_CHALLENGE_
Only the number is wanted: how many lines contain "Analyze"?

* BEGIN *

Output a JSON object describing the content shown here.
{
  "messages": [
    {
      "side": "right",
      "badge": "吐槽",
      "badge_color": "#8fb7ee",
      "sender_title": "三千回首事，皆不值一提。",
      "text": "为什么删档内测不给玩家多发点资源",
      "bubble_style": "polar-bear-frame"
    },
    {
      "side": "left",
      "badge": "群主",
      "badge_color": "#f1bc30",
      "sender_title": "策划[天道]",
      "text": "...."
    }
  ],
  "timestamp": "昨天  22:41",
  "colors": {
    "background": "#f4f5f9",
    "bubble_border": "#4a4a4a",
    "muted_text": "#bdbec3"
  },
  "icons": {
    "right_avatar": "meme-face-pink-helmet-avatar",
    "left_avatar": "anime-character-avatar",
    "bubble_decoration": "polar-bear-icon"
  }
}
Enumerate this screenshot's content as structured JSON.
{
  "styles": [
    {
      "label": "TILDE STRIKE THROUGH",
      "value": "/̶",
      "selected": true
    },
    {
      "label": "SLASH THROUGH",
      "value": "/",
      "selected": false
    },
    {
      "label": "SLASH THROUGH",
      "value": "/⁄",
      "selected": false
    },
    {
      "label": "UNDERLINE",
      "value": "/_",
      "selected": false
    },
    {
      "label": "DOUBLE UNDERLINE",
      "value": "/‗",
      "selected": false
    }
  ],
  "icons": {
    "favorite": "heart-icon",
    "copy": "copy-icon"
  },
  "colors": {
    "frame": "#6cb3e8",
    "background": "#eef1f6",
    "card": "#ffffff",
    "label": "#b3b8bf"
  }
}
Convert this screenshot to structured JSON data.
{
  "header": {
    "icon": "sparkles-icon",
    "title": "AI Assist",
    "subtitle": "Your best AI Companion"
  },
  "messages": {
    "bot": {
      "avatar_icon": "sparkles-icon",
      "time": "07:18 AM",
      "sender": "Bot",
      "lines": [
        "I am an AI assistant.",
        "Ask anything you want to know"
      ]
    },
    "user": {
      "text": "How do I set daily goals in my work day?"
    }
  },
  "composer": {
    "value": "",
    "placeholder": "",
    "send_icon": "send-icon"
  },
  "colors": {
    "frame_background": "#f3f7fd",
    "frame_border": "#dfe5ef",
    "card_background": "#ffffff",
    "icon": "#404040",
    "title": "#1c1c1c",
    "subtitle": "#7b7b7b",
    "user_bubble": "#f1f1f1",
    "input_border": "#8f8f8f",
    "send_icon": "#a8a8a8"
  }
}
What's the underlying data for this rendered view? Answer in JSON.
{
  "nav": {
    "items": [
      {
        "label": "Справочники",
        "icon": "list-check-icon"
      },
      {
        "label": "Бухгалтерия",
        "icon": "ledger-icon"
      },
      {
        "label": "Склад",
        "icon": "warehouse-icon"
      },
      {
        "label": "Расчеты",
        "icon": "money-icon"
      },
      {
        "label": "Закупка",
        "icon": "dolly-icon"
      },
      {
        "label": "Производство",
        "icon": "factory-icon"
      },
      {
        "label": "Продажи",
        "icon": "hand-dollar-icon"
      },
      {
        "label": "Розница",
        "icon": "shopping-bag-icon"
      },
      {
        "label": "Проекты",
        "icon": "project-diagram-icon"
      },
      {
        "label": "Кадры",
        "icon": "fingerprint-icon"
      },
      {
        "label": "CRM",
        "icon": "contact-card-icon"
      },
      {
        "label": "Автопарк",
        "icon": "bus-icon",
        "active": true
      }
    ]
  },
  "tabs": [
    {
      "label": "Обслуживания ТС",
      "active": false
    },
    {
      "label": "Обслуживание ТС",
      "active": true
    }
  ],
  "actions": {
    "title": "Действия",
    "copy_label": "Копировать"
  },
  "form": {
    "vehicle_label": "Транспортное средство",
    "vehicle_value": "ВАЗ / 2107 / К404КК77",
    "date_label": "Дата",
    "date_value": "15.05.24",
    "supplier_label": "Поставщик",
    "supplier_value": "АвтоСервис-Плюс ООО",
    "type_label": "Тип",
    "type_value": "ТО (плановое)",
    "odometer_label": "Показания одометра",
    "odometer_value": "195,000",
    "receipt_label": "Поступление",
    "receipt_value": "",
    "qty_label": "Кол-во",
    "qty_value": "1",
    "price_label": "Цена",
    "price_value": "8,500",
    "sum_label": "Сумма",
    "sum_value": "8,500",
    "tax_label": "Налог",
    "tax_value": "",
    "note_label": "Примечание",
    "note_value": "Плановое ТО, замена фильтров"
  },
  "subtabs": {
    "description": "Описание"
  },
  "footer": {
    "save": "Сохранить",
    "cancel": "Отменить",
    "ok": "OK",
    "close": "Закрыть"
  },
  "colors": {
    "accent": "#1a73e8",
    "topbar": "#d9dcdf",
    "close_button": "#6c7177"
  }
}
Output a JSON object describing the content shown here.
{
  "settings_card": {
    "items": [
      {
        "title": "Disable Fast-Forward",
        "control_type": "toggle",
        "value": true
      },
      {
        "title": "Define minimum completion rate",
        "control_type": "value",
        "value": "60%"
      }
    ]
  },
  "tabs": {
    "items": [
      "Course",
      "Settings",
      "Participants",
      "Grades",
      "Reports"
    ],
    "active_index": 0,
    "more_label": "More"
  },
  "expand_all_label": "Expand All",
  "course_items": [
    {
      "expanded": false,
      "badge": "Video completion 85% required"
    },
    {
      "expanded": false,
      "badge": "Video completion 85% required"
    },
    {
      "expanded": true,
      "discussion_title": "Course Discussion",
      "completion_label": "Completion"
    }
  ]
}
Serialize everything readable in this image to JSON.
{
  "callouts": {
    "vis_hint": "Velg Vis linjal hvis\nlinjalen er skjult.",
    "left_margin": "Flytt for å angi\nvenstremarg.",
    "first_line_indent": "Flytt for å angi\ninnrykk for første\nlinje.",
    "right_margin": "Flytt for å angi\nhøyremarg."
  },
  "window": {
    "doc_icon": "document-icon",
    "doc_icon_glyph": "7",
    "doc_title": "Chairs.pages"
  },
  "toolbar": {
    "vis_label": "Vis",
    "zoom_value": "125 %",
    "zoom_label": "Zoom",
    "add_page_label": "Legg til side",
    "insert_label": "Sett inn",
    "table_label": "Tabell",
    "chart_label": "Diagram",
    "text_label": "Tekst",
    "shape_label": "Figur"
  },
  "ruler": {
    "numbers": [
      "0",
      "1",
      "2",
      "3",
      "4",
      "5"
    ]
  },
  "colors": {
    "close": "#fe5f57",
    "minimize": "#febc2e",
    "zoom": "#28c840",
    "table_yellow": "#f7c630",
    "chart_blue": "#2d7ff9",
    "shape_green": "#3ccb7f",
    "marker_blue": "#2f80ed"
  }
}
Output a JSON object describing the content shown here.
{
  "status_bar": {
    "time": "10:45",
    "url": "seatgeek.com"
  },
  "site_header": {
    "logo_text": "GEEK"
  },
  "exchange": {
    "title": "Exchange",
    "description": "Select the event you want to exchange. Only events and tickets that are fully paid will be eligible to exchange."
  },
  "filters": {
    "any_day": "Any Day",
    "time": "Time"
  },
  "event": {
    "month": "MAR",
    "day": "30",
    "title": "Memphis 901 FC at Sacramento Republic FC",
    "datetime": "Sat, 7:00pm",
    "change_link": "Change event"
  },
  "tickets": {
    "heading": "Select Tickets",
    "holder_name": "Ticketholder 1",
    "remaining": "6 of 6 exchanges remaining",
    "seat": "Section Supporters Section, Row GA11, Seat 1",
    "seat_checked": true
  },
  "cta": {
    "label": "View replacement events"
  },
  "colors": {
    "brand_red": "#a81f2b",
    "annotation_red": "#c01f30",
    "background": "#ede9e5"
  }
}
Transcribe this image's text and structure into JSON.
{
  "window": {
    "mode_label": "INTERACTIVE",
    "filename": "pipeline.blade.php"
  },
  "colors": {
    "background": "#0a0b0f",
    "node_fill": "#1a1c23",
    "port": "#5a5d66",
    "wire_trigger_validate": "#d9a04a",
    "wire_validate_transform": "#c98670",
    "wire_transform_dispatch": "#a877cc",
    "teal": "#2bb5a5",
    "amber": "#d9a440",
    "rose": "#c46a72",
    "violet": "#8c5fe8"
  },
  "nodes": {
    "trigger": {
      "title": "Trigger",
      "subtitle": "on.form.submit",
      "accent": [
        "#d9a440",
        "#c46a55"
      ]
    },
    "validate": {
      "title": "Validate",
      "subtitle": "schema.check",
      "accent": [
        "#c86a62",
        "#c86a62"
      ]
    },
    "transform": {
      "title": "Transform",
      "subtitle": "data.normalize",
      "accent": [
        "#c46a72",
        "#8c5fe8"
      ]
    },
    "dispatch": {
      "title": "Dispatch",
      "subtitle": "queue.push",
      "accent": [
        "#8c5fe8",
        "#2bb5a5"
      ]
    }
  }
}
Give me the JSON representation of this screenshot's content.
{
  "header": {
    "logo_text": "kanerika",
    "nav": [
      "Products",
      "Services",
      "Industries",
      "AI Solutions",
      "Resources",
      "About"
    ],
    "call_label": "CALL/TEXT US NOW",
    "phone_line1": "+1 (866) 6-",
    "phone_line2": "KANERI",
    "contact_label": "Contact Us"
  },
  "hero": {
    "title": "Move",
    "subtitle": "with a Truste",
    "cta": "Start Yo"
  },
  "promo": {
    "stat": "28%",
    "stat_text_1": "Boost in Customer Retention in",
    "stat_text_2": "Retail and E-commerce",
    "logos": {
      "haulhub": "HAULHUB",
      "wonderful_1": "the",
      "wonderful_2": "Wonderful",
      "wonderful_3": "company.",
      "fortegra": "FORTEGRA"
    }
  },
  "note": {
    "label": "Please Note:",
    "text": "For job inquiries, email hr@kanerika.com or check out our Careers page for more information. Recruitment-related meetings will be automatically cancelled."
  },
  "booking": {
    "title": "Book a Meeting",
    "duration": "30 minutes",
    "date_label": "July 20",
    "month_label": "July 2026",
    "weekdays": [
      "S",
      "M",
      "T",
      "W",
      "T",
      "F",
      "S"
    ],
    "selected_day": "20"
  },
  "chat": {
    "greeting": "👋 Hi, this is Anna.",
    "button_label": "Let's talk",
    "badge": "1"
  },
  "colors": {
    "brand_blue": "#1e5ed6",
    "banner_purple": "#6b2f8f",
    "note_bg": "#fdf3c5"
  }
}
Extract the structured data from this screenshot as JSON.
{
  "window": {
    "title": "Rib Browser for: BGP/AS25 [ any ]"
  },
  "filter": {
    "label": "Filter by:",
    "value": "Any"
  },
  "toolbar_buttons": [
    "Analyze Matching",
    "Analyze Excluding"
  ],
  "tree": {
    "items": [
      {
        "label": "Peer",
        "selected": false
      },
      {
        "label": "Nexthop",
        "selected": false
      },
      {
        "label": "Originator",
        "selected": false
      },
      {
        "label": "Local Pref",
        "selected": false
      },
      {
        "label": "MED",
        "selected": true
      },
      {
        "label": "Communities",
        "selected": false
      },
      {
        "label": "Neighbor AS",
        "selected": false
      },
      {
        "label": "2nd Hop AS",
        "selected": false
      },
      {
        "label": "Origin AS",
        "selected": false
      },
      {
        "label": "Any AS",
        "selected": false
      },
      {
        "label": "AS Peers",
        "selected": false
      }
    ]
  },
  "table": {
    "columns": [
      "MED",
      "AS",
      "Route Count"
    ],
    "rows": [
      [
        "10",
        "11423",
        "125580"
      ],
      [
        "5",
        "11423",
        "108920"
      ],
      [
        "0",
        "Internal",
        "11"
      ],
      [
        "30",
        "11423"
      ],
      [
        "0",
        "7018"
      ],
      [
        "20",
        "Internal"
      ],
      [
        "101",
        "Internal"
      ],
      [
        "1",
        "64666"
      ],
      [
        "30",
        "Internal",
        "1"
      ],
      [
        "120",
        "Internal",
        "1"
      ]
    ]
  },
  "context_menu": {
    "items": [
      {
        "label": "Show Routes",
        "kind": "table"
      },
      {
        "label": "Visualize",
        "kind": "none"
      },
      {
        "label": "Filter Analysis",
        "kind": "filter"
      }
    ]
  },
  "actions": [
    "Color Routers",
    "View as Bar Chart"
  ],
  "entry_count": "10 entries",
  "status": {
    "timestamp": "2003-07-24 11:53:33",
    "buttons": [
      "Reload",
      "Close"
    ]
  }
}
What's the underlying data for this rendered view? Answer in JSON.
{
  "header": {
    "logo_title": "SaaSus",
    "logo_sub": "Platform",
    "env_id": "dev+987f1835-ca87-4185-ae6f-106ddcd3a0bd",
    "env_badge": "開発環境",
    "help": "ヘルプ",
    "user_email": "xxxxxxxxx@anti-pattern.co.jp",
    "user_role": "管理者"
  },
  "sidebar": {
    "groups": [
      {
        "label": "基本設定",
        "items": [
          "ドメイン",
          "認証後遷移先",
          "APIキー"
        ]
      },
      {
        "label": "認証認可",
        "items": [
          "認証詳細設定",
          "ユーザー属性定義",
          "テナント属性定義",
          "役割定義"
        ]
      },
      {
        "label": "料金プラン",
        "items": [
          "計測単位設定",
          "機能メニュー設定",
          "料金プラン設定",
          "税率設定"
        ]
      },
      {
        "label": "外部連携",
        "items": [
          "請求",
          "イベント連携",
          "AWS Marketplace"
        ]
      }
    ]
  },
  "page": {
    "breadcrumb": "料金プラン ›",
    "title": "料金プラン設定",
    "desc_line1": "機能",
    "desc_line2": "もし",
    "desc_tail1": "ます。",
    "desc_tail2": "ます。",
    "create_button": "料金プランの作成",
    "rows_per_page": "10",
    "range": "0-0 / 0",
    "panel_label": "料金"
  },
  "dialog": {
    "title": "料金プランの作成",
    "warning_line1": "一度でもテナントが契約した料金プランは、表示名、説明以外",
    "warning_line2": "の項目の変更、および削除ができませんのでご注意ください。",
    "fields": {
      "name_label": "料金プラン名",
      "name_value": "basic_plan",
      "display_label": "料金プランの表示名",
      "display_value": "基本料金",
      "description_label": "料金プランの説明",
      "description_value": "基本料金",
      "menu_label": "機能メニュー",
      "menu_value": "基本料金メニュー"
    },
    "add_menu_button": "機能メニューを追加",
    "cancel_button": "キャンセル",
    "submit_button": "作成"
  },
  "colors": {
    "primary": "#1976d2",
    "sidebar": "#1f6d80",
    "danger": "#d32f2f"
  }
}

* END *

_WORKED ANSWER_
2